* [AIM OF THE TASK]:
Restate the entries below word for word, omitting nothing.

***** EXERCISE MATERIAL *****

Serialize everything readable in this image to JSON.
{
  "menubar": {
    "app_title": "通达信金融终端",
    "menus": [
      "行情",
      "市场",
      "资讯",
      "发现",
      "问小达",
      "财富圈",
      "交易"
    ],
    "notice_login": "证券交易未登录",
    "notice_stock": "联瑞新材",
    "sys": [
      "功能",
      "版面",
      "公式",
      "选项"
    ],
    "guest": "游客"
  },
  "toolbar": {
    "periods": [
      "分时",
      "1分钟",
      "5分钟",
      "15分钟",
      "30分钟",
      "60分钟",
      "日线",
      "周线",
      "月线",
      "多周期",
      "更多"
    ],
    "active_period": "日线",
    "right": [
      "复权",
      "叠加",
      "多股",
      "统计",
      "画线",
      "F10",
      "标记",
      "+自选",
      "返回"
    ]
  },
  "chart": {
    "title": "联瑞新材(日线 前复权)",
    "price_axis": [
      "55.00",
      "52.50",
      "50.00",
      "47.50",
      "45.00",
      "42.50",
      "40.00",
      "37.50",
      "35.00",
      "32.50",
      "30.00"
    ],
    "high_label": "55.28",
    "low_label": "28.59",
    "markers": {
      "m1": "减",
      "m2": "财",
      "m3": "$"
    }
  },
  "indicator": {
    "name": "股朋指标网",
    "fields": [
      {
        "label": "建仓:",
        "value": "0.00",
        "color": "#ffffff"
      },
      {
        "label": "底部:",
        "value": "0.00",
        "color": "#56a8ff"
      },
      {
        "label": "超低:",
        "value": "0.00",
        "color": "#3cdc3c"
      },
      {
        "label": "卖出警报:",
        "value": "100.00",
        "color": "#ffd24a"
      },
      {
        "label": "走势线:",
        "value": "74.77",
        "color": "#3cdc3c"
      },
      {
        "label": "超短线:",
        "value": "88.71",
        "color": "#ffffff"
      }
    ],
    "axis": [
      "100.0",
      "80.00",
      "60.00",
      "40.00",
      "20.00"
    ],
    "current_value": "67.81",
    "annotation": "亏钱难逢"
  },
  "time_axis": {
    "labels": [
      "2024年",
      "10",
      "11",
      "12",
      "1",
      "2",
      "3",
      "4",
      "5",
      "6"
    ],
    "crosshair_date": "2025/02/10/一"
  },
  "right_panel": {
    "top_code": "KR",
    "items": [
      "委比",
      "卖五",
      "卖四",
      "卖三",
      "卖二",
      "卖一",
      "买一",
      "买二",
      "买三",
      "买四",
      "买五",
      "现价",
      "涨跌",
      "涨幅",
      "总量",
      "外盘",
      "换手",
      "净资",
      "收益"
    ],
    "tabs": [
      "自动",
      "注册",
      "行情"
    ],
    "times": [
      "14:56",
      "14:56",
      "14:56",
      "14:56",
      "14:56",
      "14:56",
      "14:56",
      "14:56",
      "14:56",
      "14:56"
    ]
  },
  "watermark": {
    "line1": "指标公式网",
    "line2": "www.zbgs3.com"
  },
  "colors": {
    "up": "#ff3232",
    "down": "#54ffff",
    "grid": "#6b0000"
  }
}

*****

* [FINISHED ANSWER]:
Serialize everything readable in this image to JSON.
{
  "menubar": {
    "app_title": "通达信金融终端",
    "menus": [
      "行情",
      "市场",
      "资讯",
      "发现",
      "问小达",
      "财富圈",
      "交易"
    ],
    "notice_login": "证券交易未登录",
    "notice_stock": "联瑞新材",
    "sys": [
      "功能",
      "版面",
      "公式",
      "选项"
    ],
    "guest": "游客"
  },
  "toolbar": {
    "periods": [
      "分时",
      "1分钟",
      "5分钟",
      "15分钟",
      "30分钟",
      "60分钟",
      "日线",
      "周线",
      "月线",
      "多周期",
      "更多"
    ],
    "active_period": "日线",
    "right": [
      "复权",
      "叠加",
      "多股",
      "统计",
      "画线",
      "F10",
      "标记",
      "+自选",
      "返回"
    ]
  },
  "chart": {
    "title": "联瑞新材(日线 前复权)",
    "price_axis": [
      "55.00",
      "52.50",
      "50.00",
      "47.50",
      "45.00",
      "42.50",
      "40.00",
      "37.50",
      "35.00",
      "32.50",
      "30.00"
    ],
    "high_label": "55.28",
    "low_label": "28.59",
    "markers": {
      "m1": "减",
      "m2": "财",
      "m3": "$"
    }
  },
  "indicator": {
    "name": "股朋指标网",
    "fields": [
      {
        "label": "建仓:",
        "value": "0.00",
        "color": "#ffffff"
      },
      {
        "label": "底部:",
        "value": "0.00",
        "color": "#56a8ff"
      },
      {
        "label": "超低:",
        "value": "0.00",
        "color": "#3cdc3c"
      },
      {
        "label": "卖出警报:",
        "value": "100.00",
        "color": "#ffd24a"
      },
      {
        "label": "走势线:",
        "value": "74.77",
        "color": "#3cdc3c"
      },
      {
        "label": "超短线:",
        "value": "88.71",
        "color": "#ffffff"
      }
    ],
    "axis": [
      "100.0",
      "80.00",
      "60.00",
      "40.00",
      "20.00"
    ],
    "current_value": "67.81",
    "annotation": "亏钱难逢"
  },
  "time_axis": {
    "labels": [
      "2024年",
      "10",
      "11",
      "12",
      "1",
      "2",
      "3",
      "4",
      "5",
      "6"
    ],
    "crosshair_date": "2025/02/10/一"
  },
  "right_panel": {
    "top_code": "KR",
    "items": [
      "委比",
      "卖五",
      "卖四",
      "卖三",
      "卖二",
      "卖一",
      "买一",
      "买二",
      "买三",
      "买四",
      "买五",
      "现价",
      "涨跌",
      "涨幅",
      "总量",
      "外盘",
      "换手",
      "净资",
      "收益"
    ],
    "tabs": [
      "自动",
      "注册",
      "行情"
    ],
    "times": [
      "14:56",
      "14:56",
      "14:56",
      "14:56",
      "14:56",
      "14:56",
      "14:56",
      "14:56",
      "14:56",
      "14:56"
    ]
  },
  "watermark": {
    "line1": "指标公式网",
    "line2": "www.zbgs3.com"
  },
  "colors": {
    "up": "#ff3232",
    "down": "#54ffff",
    "grid": "#6b0000"
  }
}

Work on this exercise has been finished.